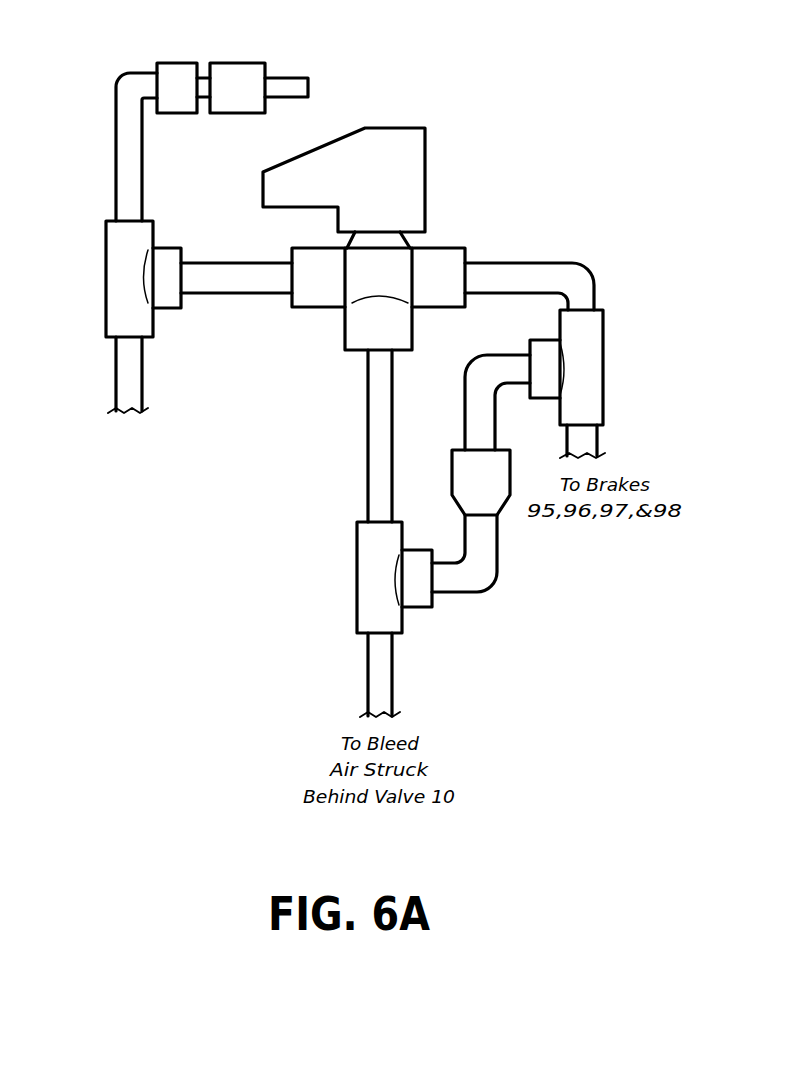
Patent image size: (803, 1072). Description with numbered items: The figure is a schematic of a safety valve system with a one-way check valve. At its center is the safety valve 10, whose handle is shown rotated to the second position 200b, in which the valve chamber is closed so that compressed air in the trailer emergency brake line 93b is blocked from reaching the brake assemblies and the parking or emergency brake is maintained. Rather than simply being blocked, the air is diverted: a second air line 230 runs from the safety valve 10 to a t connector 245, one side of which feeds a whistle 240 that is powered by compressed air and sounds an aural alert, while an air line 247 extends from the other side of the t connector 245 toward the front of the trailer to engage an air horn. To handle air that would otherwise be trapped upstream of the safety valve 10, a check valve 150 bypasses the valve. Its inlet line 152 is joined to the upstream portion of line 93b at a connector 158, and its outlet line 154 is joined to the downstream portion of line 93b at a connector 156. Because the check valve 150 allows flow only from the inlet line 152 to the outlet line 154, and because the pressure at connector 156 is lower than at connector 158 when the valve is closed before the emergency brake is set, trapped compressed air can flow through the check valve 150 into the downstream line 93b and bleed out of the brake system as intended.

The safety valve 10 is at (432, 268).
The air line 93b is at (577, 282).
The check valve 150 is at (465, 480).
The inlet line 152 is at (465, 412).
The outlet line 154 is at (455, 594).
The connector 156 is at (352, 350).
The connector 158 is at (597, 372).
The second position of handle 200b is at (387, 148).
The second air line 230 is at (113, 158).
The whistle 240 is at (232, 68).
The t connector 245 is at (105, 285).
The air line 247 is at (122, 372).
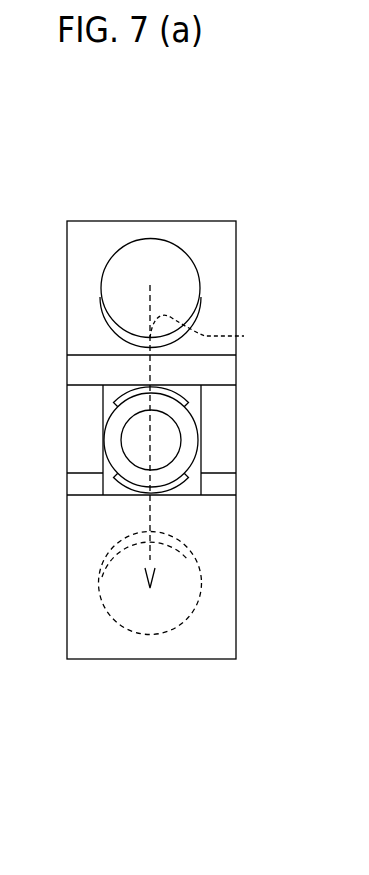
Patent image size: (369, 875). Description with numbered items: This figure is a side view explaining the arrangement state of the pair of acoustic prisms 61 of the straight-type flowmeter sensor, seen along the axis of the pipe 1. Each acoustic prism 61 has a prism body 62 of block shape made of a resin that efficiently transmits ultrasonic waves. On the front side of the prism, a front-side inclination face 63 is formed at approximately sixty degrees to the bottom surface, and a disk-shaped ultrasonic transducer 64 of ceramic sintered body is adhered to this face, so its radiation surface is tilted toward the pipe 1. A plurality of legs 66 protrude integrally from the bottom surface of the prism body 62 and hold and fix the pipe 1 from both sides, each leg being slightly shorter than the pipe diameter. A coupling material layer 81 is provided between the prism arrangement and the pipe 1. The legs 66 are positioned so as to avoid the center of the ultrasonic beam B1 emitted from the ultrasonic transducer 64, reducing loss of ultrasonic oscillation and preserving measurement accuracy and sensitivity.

------------------------------------------------------------

Could you write out the listing above again, substituting "Drawing dimensions" for each "Patent image size" and keeping everything else unchanged, but without the pictures?

Drawing dimensions: (803, 1072). Description with numbered items: The figure is a schematic of a safety valve system with a one-way check valve. At its center is the safety valve 10, whose handle is shown rotated to the second position 200b, in which the valve chamber is closed so that compressed air in the trailer emergency brake line 93b is blocked from reaching the brake assemblies and the parking or emergency brake is maintained. Rather than simply being blocked, the air is diverted: a second air line 230 runs from the safety valve 10 to a t connector 245, one side of which feeds a whistle 240 that is powered by compressed air and sounds an aural alert, while an air line 247 extends from the other side of the t connector 245 toward the front of the trailer to engage an air horn. To handle air that would otherwise be trapped upstream of the safety valve 10, a check valve 150 bypasses the valve. Its inlet line 152 is joined to the upstream portion of line 93b at a connector 158, and its outlet line 154 is joined to the downstream portion of line 93b at a connector 156. Because the check valve 150 allows flow only from the inlet line 152 to the outlet line 154, and because the pressure at connector 156 is lower than at connector 158 when the valve is closed before the emergency brake is set, trapped compressed air can flow through the check valve 150 into the downstream line 93b and bleed out of the brake system as intended.

The safety valve 10 is at (432, 268).
The air line 93b is at (577, 282).
The check valve 150 is at (465, 480).
The inlet line 152 is at (465, 412).
The outlet line 154 is at (455, 594).
The connector 156 is at (352, 350).
The connector 158 is at (597, 372).
The second position of handle 200b is at (387, 148).
The second air line 230 is at (113, 158).
The whistle 240 is at (232, 68).
The t connector 245 is at (105, 285).
The air line 247 is at (122, 372).
Drawing dimensions: (369, 875). Description with numbered items: This figure is a side view explaining the arrangement state of the pair of acoustic prisms 61 of the straight-type flowmeter sensor, seen along the axis of the pipe 1. Each acoustic prism 61 has a prism body 62 of block shape made of a resin that efficiently transmits ultrasonic waves. On the front side of the prism, a front-side inclination face 63 is formed at approximately sixty degrees to the bottom surface, and a disk-shaped ultrasonic transducer 64 of ceramic sintered body is adhered to this face, so its radiation surface is tilted toward the pipe 1. A plurality of legs 66 protrude integrally from the bottom surface of the prism body 62 and hold and fix the pipe 1 from both sides, each leg being slightly shorter than the pipe diameter. A coupling material layer 81 is provided between the prism arrangement and the pipe 1. The legs 66 are positioned so as to avoid the center of the ultrasonic beam B1 emitted from the ultrasonic transducer 64, reducing loss of ultrasonic oscillation and preserving measurement accuracy and sensitivity.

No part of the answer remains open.